■ ROWS
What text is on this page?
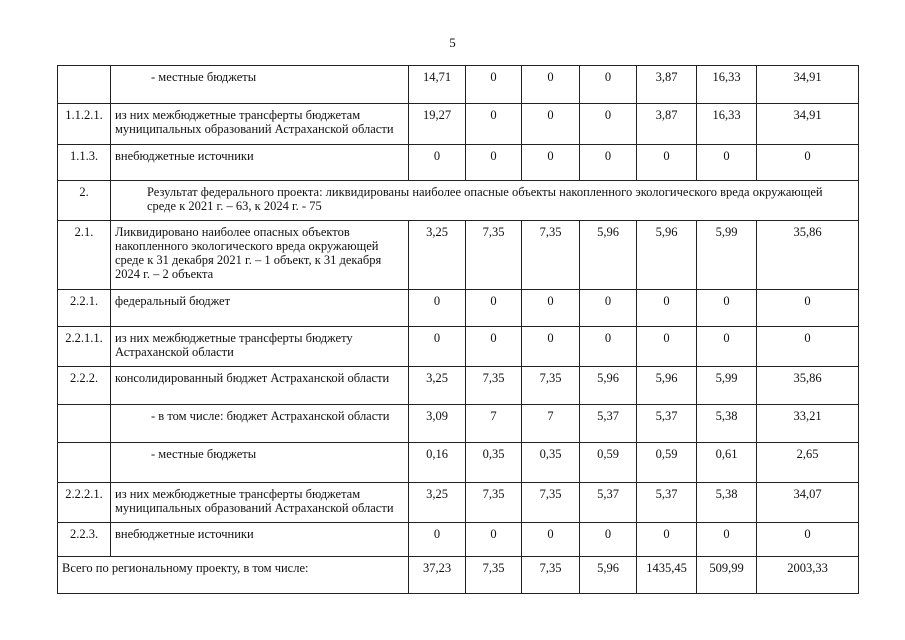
5
	- местные бюджеты	14,71	0	0	0	3,87	16,33	34,91
1.1.2.1.	из них межбюджетные трансферты бюджетам муниципальных образований Астраханской области	19,27	0	0	0	3,87	16,33	34,91
1.1.3.	внебюджетные источники	0	0	0	0	0	0	0
2.	Результат федерального проекта: ликвидированы наиболее опасные объекты накопленного экологического вреда окружающей среде к 2021 г. – 63, к 2024 г. - 75							
2.1.	Ликвидировано наиболее опасных объектов накопленного экологического вреда окружающей среде к 31 декабря 2021 г. – 1 объект, к 31 декабря 2024 г. – 2 объекта	3,25	7,35	7,35	5,96	5,96	5,99	35,86
2.2.1.	федеральный бюджет	0	0	0	0	0	0	0
2.2.1.1.	из них межбюджетные трансферты бюджету Астраханской области	0	0	0	0	0	0	0
2.2.2.	консолидированный бюджет Астраханской области	3,25	7,35	7,35	5,96	5,96	5,99	35,86
	- в том числе: бюджет Астраханской области	3,09	7	7	5,37	5,37	5,38	33,21
	- местные бюджеты	0,16	0,35	0,35	0,59	0,59	0,61	2,65
2.2.2.1.	из них межбюджетные трансферты бюджетам муниципальных образований Астраханской области	3,25	7,35	7,35	5,37	5,37	5,38	34,07
2.2.3.	внебюджетные источники	0	0	0	0	0	0	0
Всего по региональному проекту, в том числе:		37,23	7,35	7,35	5,96	1435,45	509,99	2003,33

■ WHAT IS BEING ASKED
Count the lines of the material that include the word "окружающей", then report only the total.

■ RESULT OF THIS TASK
2